WHAT YOU SHOULD DO: Scan the records below. List lines holding "title".

── MATERIALS PROVIDED

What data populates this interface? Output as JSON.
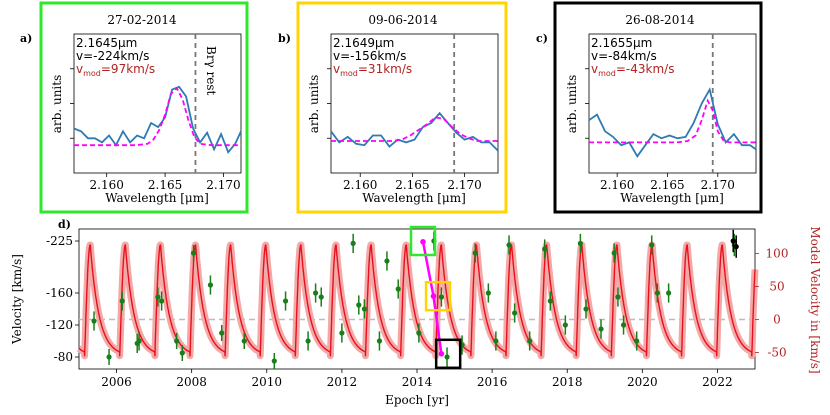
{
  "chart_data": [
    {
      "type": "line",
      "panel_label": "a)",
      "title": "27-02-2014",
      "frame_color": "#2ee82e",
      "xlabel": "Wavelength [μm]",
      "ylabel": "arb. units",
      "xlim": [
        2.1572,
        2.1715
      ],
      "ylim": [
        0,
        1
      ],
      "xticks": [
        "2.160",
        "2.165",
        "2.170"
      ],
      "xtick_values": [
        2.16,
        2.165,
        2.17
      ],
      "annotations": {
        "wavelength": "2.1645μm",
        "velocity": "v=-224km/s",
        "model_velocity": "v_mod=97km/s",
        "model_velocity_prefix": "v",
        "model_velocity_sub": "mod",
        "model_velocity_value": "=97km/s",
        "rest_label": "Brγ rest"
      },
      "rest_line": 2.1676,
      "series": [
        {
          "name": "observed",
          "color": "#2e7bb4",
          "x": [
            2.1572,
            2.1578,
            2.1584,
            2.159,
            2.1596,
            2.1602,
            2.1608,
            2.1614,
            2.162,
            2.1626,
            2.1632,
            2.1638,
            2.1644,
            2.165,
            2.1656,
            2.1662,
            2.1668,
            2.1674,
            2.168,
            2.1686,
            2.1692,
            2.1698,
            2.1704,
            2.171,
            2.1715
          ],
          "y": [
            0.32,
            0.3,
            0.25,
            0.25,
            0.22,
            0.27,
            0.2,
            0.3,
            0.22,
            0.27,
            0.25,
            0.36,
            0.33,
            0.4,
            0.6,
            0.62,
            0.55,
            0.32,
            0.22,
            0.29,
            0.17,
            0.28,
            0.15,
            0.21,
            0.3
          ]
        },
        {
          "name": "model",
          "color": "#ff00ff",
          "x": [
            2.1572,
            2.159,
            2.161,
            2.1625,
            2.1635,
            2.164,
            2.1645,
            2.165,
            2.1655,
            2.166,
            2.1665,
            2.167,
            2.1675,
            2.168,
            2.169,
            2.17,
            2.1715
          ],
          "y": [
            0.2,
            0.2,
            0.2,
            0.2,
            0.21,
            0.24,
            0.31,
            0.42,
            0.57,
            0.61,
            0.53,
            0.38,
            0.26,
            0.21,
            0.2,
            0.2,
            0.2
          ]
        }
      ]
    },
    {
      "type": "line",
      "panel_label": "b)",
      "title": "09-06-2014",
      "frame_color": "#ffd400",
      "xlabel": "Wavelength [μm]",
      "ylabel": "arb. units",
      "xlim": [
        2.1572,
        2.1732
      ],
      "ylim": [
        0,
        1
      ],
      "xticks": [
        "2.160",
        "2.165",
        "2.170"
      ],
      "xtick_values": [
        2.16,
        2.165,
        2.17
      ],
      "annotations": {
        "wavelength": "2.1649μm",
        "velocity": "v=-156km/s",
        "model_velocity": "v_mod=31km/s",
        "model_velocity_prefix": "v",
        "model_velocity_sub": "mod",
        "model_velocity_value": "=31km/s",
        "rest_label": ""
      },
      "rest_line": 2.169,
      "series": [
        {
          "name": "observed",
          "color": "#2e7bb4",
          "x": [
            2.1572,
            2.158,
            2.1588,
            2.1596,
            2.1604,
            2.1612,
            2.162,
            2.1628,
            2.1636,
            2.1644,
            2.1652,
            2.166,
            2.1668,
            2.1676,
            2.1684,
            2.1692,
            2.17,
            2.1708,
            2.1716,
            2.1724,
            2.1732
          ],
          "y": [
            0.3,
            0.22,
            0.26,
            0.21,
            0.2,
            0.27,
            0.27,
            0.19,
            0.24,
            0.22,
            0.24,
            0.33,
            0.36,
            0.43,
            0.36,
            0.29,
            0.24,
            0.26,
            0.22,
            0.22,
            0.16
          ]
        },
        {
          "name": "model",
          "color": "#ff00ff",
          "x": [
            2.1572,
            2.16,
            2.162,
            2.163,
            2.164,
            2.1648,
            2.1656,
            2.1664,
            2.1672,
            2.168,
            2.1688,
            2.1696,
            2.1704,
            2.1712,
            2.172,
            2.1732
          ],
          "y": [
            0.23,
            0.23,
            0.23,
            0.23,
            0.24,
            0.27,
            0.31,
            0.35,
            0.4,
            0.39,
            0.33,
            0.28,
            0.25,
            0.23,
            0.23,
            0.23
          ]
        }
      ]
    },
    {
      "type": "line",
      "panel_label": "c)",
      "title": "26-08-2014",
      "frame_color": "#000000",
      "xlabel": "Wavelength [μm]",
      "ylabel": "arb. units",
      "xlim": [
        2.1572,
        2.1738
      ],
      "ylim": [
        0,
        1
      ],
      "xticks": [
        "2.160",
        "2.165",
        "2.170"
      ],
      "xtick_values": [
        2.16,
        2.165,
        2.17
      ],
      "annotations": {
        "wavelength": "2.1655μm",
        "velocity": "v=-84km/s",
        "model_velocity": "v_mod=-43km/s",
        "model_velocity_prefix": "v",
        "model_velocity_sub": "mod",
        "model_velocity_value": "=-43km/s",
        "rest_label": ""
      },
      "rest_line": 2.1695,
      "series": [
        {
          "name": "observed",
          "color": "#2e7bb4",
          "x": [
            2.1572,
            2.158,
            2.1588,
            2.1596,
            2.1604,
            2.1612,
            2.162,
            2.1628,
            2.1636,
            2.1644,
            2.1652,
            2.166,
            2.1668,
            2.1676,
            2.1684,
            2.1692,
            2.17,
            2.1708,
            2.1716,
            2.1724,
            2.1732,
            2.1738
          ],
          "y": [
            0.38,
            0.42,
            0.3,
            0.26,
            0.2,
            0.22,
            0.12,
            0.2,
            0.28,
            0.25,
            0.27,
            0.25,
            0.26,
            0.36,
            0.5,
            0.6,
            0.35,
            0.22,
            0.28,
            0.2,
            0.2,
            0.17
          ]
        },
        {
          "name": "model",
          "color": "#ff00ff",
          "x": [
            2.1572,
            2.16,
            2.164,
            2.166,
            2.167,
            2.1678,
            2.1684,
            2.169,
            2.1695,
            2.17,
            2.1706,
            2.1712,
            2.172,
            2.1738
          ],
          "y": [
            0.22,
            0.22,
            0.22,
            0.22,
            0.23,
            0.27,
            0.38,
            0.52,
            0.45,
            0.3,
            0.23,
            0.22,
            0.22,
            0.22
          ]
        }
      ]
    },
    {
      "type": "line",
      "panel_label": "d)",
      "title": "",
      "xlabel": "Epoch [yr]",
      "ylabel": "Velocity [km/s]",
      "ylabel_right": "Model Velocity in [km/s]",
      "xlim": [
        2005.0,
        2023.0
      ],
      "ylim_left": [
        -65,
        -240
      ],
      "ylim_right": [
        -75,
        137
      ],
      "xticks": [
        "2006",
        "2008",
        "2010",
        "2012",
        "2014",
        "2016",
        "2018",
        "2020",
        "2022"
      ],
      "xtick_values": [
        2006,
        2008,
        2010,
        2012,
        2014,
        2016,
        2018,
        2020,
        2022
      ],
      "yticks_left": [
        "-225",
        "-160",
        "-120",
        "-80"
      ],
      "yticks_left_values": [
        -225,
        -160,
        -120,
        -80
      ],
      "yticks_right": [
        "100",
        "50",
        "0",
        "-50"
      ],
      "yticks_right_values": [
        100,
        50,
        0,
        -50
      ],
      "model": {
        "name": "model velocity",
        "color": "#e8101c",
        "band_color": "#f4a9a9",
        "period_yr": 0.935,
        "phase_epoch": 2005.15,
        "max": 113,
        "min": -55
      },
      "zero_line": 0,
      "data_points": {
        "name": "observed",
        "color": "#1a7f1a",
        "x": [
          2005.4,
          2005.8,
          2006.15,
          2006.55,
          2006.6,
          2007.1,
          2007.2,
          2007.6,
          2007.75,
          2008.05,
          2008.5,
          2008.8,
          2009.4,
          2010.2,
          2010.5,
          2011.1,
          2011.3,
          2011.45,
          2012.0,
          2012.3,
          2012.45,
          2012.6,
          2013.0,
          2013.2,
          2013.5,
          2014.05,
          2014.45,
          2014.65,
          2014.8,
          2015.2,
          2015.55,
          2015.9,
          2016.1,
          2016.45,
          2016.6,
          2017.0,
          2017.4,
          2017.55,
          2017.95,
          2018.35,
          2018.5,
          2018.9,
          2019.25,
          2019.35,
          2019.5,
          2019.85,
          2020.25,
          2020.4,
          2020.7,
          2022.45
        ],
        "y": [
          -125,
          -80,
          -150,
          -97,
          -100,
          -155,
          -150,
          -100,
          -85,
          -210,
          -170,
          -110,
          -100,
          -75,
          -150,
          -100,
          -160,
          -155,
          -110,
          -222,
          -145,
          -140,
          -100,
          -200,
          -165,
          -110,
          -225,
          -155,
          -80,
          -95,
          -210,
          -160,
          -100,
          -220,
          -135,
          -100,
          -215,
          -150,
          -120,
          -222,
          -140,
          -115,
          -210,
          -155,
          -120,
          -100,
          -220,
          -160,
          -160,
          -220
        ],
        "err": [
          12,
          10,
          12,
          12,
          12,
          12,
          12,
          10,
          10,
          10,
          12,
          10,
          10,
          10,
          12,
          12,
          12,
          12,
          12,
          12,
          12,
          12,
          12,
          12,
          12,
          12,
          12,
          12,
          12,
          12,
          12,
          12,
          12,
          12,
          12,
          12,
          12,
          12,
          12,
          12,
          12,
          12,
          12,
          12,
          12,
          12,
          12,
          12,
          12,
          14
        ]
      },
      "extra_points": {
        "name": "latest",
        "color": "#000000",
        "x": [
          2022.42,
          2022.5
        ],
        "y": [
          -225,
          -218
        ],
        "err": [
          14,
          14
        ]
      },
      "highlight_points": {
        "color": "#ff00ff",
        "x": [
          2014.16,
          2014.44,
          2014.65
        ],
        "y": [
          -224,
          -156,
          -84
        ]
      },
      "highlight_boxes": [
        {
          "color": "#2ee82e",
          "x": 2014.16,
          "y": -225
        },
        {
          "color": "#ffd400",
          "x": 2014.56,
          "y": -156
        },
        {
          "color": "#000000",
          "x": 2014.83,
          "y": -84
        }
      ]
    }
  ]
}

────

THE REPLY:
      "title": "27-02-2014",
      "title": "09-06-2014",
      "title": "26-08-2014",
      "title": "",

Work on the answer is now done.